### [WRITTEN REQUEST]
Using the records below, locate all lines containing "type" and return them.

### [SUPPLIED RECORDS]
──────

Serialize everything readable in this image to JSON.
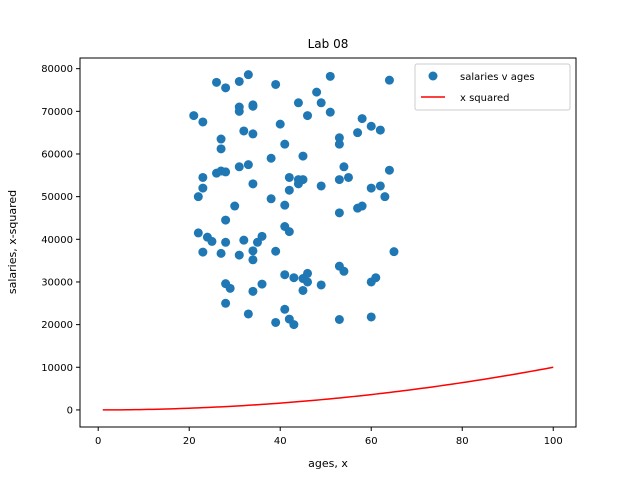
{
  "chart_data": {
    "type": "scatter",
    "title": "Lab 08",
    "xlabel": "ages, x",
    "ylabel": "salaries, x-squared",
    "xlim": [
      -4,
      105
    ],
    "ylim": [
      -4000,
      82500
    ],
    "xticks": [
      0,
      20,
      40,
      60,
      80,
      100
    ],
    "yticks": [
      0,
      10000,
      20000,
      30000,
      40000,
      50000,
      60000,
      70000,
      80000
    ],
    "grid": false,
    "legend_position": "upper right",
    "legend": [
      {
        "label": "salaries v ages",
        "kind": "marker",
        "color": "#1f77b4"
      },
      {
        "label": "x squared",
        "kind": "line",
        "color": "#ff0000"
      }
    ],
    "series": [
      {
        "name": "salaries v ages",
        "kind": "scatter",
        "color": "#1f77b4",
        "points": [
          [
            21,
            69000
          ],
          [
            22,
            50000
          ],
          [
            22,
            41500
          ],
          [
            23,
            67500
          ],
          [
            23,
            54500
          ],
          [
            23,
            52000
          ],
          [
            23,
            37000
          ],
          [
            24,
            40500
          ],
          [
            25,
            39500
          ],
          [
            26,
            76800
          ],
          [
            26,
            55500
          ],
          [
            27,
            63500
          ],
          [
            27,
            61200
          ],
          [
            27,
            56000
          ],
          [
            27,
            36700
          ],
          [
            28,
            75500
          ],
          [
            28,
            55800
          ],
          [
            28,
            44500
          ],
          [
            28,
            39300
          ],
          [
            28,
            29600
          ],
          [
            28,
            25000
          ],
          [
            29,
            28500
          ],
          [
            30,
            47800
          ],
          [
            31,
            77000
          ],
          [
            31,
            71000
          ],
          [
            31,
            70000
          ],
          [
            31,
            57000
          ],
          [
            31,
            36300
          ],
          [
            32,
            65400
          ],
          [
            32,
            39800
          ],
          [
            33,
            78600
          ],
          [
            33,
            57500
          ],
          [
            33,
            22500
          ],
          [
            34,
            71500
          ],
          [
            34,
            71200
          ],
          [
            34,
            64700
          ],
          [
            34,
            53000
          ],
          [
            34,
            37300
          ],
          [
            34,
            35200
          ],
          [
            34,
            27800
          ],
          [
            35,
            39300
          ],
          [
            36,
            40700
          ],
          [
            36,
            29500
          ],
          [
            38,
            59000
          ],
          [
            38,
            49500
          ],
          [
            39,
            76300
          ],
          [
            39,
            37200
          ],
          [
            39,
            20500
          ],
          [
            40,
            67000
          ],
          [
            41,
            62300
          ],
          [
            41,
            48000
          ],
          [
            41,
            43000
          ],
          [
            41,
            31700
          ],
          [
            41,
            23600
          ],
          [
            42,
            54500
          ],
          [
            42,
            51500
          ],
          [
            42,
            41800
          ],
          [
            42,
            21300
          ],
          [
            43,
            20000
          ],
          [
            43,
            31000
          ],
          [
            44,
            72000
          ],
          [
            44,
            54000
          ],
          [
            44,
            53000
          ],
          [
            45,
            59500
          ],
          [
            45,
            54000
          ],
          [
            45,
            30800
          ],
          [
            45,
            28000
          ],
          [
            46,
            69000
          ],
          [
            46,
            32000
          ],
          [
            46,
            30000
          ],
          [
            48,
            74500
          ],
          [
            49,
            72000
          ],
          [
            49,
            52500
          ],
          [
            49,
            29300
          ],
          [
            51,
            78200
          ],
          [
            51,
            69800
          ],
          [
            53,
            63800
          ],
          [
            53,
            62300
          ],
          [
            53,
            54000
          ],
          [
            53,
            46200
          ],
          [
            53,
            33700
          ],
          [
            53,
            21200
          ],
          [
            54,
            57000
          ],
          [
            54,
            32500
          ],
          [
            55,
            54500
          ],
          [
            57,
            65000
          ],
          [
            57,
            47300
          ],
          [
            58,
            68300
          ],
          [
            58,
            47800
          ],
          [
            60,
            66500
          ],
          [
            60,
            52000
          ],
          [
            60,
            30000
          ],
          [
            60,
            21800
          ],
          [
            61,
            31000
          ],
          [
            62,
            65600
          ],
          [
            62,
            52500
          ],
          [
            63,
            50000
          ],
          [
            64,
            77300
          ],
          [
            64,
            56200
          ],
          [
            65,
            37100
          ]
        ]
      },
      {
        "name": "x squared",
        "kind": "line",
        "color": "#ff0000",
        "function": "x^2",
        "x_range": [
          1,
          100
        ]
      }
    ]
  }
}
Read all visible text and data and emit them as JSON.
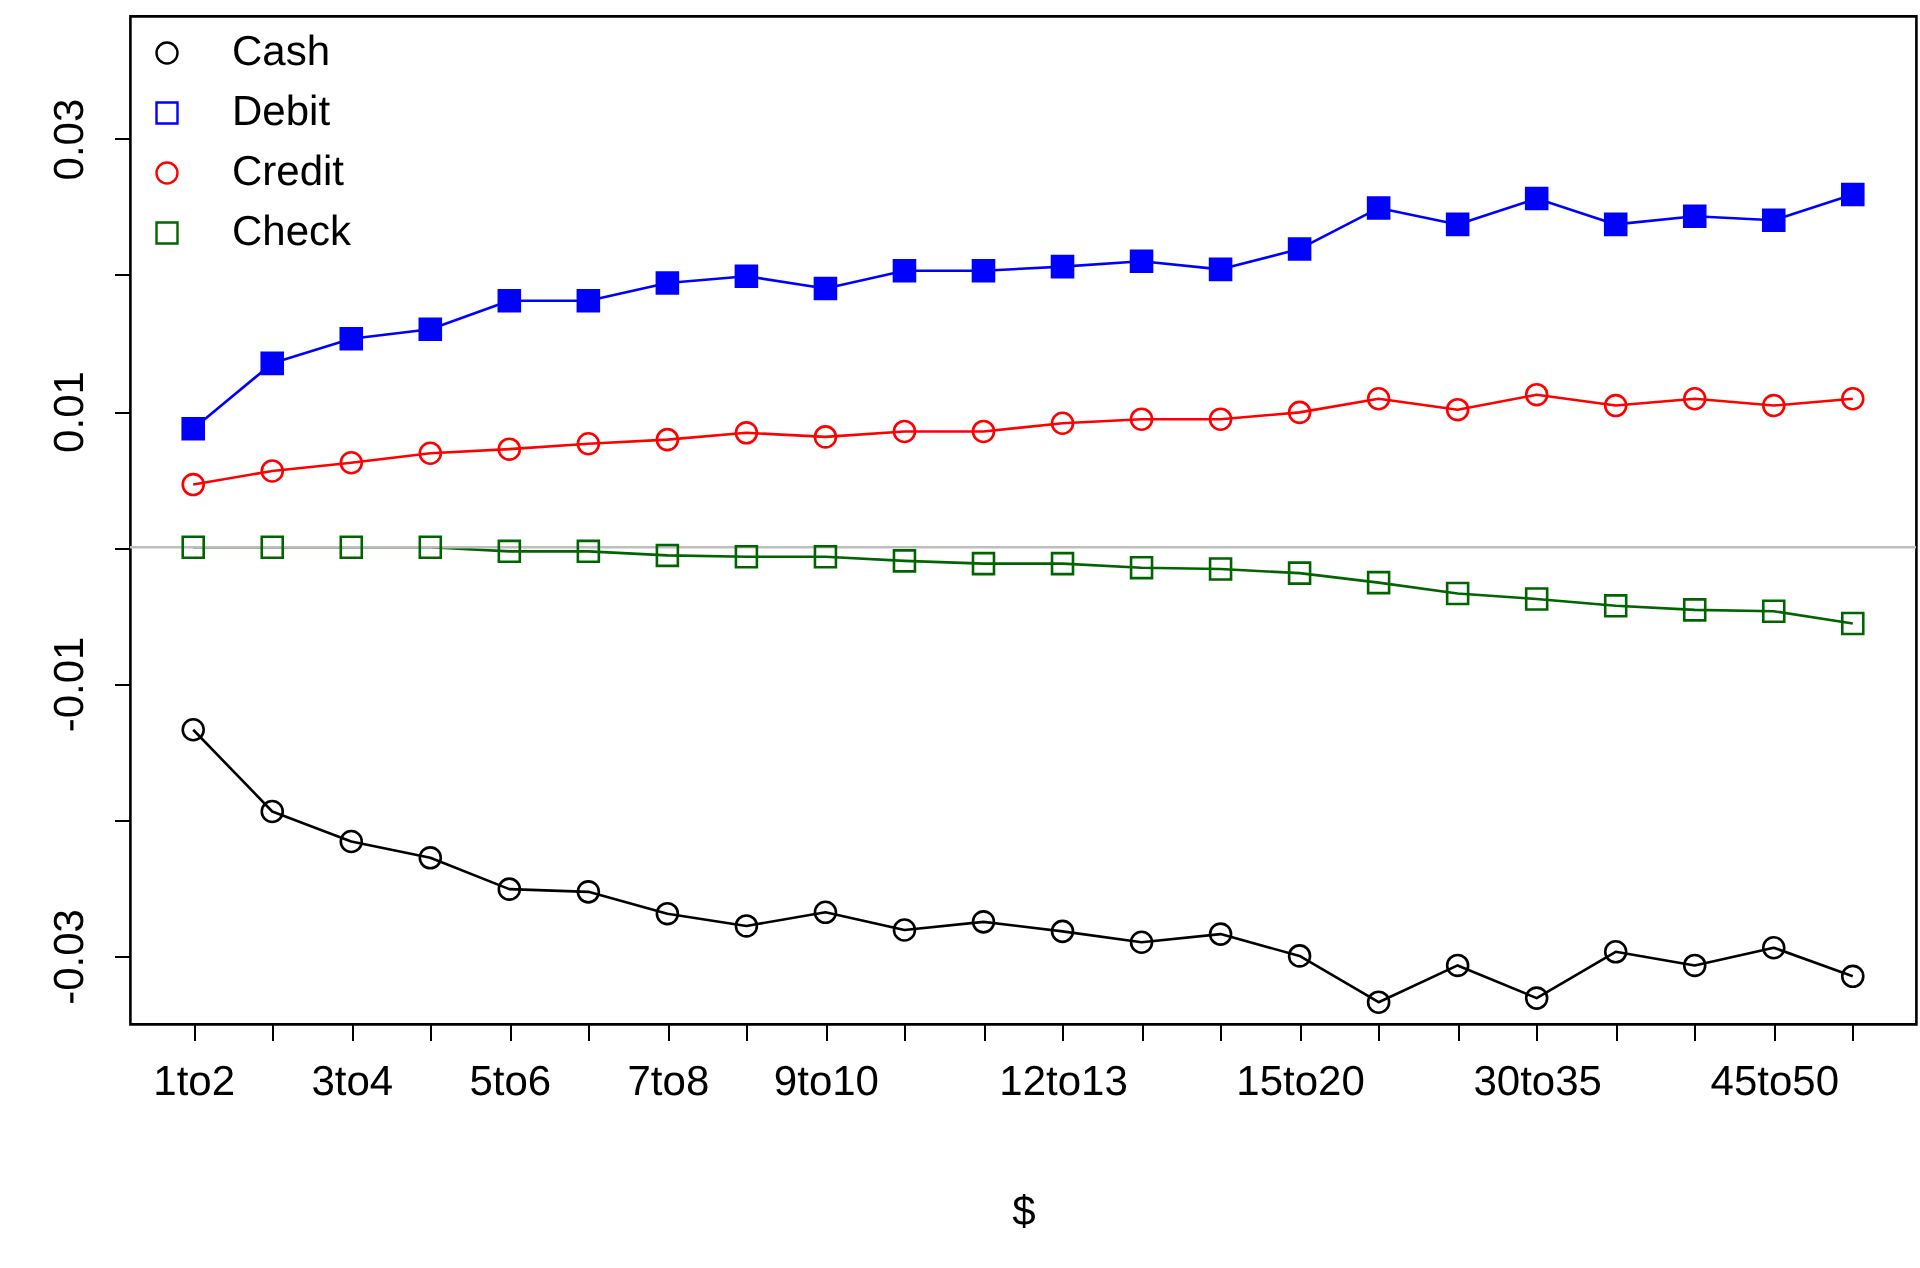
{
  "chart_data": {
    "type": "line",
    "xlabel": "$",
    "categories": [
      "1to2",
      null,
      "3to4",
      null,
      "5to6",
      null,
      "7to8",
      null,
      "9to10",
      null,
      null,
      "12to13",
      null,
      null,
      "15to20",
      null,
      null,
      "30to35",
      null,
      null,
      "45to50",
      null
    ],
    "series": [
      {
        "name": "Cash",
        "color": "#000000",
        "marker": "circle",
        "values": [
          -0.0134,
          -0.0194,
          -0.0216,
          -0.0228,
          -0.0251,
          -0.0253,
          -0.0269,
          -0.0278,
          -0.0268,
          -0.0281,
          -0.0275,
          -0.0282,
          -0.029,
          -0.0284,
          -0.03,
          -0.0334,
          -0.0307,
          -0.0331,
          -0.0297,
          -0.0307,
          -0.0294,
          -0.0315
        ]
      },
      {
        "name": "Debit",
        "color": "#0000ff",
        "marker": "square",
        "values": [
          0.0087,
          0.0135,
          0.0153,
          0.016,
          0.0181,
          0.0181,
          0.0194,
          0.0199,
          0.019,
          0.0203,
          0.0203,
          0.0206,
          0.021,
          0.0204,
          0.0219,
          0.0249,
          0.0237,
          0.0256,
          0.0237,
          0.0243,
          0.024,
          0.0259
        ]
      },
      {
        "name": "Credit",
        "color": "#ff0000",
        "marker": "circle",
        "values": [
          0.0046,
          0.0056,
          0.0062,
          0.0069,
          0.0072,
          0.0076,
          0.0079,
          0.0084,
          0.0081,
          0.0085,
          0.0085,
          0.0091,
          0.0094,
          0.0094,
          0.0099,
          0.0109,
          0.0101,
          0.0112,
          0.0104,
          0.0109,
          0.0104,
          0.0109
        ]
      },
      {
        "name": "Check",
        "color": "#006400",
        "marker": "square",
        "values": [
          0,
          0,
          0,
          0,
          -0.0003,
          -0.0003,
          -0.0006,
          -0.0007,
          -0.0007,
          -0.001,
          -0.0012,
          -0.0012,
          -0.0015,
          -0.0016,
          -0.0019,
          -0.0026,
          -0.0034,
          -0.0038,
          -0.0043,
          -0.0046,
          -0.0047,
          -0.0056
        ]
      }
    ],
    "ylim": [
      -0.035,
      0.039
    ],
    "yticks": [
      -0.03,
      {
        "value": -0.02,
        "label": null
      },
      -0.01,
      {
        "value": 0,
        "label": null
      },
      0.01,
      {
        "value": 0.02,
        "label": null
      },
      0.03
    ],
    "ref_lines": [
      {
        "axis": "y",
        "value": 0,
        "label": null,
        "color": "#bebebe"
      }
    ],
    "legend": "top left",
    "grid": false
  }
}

──────

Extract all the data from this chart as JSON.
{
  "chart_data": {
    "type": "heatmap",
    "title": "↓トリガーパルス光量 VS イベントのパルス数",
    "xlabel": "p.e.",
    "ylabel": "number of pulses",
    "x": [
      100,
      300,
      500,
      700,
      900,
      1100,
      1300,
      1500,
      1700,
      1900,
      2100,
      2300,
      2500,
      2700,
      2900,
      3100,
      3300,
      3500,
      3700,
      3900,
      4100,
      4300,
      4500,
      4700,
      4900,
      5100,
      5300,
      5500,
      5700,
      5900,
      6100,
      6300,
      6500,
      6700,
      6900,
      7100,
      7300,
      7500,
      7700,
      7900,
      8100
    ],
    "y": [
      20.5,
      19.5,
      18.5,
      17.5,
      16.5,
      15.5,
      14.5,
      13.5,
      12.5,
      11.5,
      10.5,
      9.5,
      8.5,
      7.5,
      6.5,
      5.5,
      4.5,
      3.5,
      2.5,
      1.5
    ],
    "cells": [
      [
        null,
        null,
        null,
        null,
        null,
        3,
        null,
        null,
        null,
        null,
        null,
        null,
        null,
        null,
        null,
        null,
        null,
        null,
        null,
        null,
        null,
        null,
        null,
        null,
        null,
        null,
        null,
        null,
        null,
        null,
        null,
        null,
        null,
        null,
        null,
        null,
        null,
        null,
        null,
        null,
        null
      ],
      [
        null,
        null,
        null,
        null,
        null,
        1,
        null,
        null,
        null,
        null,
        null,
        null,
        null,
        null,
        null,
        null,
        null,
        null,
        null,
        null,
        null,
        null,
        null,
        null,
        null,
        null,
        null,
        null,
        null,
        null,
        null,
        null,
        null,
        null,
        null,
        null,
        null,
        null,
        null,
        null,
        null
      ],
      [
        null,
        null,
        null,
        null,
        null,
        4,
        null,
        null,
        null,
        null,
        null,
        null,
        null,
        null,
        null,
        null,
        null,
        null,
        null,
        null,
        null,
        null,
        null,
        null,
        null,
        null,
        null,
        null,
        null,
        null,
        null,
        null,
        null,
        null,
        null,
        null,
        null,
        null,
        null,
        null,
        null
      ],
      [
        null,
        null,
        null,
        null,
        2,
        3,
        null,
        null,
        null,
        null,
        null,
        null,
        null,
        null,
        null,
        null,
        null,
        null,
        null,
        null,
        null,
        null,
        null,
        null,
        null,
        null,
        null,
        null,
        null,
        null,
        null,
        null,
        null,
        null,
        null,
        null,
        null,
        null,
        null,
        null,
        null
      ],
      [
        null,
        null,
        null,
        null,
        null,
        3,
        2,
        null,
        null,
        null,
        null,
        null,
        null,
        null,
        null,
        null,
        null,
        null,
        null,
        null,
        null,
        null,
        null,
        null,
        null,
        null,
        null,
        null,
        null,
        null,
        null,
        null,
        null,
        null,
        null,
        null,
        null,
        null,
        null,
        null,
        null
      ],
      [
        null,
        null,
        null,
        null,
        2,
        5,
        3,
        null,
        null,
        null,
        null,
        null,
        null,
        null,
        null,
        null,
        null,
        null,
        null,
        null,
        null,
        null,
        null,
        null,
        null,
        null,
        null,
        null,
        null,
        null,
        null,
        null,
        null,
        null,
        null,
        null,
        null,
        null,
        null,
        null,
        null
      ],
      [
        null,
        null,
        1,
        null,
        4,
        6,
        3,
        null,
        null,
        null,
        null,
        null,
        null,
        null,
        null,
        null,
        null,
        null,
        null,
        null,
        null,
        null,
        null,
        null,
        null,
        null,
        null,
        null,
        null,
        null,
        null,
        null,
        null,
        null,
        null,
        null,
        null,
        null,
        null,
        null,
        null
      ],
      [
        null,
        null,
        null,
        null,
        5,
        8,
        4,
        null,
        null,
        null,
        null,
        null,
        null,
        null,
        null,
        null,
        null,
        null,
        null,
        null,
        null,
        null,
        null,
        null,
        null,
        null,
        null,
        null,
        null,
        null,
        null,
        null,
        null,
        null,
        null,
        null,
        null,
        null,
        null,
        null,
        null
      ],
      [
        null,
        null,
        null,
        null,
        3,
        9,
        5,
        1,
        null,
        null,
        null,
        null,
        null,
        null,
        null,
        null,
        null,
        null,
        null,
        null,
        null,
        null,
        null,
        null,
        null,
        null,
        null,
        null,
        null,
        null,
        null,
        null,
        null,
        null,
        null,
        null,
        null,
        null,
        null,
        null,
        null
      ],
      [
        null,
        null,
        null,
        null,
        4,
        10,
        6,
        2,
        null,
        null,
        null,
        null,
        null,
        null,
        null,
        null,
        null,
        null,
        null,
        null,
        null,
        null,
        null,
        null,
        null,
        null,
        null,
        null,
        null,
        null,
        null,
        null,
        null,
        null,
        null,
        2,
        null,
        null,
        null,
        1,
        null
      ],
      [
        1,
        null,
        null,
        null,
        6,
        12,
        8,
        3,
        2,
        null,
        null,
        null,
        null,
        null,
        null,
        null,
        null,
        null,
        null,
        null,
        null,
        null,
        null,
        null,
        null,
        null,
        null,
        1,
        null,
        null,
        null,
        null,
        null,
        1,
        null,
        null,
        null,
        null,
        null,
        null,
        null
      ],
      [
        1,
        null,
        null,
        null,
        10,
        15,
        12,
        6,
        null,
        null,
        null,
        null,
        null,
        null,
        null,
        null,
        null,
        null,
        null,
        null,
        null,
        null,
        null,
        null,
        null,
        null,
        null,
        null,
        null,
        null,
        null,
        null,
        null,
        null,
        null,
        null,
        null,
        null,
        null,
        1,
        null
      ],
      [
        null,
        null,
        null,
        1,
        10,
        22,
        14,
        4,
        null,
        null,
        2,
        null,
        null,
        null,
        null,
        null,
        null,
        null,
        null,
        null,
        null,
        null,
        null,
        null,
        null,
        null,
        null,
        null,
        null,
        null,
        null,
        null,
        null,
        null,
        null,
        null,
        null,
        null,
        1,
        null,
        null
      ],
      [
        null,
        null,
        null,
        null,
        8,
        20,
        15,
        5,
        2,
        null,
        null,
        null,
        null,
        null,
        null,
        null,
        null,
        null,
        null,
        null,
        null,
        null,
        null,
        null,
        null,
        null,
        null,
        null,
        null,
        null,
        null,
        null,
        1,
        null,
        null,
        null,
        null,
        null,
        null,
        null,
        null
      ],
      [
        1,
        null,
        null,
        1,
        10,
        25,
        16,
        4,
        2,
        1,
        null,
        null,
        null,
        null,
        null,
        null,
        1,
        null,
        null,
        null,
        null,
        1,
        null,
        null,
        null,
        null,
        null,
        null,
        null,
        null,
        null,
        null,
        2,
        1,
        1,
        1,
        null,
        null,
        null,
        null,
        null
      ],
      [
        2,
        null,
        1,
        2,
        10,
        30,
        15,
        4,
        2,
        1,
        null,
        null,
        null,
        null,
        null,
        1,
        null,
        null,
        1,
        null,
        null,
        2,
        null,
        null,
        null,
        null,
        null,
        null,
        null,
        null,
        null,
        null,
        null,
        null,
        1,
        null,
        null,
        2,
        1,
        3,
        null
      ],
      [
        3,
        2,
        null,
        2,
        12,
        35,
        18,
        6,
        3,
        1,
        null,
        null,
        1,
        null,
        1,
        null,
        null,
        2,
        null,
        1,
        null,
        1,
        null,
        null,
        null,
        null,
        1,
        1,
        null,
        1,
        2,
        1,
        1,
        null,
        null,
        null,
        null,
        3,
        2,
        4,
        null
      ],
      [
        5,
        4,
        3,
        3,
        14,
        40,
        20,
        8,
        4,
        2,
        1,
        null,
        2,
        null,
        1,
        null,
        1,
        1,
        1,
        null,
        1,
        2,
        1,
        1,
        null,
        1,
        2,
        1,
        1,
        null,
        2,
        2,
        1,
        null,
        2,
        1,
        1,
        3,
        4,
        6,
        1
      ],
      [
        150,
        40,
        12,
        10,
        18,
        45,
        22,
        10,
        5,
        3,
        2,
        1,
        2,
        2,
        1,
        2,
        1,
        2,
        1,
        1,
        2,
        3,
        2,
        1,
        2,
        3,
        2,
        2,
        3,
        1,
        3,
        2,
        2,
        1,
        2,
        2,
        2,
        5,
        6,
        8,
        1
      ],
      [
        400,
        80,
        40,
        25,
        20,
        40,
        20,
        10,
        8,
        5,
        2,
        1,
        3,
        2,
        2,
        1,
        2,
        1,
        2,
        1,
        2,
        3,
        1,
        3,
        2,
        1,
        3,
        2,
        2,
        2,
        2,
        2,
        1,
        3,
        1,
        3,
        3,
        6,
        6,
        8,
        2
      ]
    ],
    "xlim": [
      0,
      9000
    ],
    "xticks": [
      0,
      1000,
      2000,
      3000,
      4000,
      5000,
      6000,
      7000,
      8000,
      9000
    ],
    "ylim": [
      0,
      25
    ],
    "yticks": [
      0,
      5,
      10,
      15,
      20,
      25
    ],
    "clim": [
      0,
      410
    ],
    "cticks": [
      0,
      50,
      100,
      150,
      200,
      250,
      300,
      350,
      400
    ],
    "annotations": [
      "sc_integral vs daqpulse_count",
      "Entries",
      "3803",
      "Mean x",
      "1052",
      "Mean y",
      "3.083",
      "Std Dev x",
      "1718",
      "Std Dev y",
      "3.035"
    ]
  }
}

──────

### [WRITTEN REPLY]
    "type": "scatter",
    "type": "line",
    "type": "heatmap",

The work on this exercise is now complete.